(Chart and figure data)
──────────

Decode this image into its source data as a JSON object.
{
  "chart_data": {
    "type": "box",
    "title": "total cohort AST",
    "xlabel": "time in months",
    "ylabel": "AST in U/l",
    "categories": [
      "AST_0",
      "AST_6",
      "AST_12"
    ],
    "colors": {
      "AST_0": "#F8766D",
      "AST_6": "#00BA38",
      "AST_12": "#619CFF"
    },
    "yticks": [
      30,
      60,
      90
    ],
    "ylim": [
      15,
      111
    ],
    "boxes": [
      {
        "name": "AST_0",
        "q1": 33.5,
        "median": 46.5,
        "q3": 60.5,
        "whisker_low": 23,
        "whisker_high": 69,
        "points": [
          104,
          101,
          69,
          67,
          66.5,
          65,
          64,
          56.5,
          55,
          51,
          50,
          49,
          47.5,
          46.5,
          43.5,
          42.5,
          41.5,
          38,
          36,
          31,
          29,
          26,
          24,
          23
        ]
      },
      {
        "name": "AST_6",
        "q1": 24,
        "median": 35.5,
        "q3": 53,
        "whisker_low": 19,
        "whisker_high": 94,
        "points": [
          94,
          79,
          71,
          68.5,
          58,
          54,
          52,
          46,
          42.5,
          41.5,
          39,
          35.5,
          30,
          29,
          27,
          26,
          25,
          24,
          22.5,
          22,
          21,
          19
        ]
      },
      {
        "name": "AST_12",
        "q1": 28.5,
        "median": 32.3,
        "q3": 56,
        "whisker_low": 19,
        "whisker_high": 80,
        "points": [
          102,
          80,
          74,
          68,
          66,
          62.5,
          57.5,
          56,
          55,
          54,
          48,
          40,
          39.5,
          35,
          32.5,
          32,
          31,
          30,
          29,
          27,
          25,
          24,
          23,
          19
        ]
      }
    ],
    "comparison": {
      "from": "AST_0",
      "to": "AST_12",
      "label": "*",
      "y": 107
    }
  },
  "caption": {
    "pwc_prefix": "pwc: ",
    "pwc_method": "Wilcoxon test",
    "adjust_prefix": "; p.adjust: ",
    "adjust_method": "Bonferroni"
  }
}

──────────

Aim of the task →
Output the whole listing above again, word for word.

Solution to this task →
Decode this image into its source data as a JSON object.
{
  "chart_data": {
    "type": "box",
    "title": "total cohort AST",
    "xlabel": "time in months",
    "ylabel": "AST in U/l",
    "categories": [
      "AST_0",
      "AST_6",
      "AST_12"
    ],
    "colors": {
      "AST_0": "#F8766D",
      "AST_6": "#00BA38",
      "AST_12": "#619CFF"
    },
    "yticks": [
      30,
      60,
      90
    ],
    "ylim": [
      15,
      111
    ],
    "boxes": [
      {
        "name": "AST_0",
        "q1": 33.5,
        "median": 46.5,
        "q3": 60.5,
        "whisker_low": 23,
        "whisker_high": 69,
        "points": [
          104,
          101,
          69,
          67,
          66.5,
          65,
          64,
          56.5,
          55,
          51,
          50,
          49,
          47.5,
          46.5,
          43.5,
          42.5,
          41.5,
          38,
          36,
          31,
          29,
          26,
          24,
          23
        ]
      },
      {
        "name": "AST_6",
        "q1": 24,
        "median": 35.5,
        "q3": 53,
        "whisker_low": 19,
        "whisker_high": 94,
        "points": [
          94,
          79,
          71,
          68.5,
          58,
          54,
          52,
          46,
          42.5,
          41.5,
          39,
          35.5,
          30,
          29,
          27,
          26,
          25,
          24,
          22.5,
          22,
          21,
          19
        ]
      },
      {
        "name": "AST_12",
        "q1": 28.5,
        "median": 32.3,
        "q3": 56,
        "whisker_low": 19,
        "whisker_high": 80,
        "points": [
          102,
          80,
          74,
          68,
          66,
          62.5,
          57.5,
          56,
          55,
          54,
          48,
          40,
          39.5,
          35,
          32.5,
          32,
          31,
          30,
          29,
          27,
          25,
          24,
          23,
          19
        ]
      }
    ],
    "comparison": {
      "from": "AST_0",
      "to": "AST_12",
      "label": "*",
      "y": 107
    }
  },
  "caption": {
    "pwc_prefix": "pwc: ",
    "pwc_method": "Wilcoxon test",
    "adjust_prefix": "; p.adjust: ",
    "adjust_method": "Bonferroni"
  }
}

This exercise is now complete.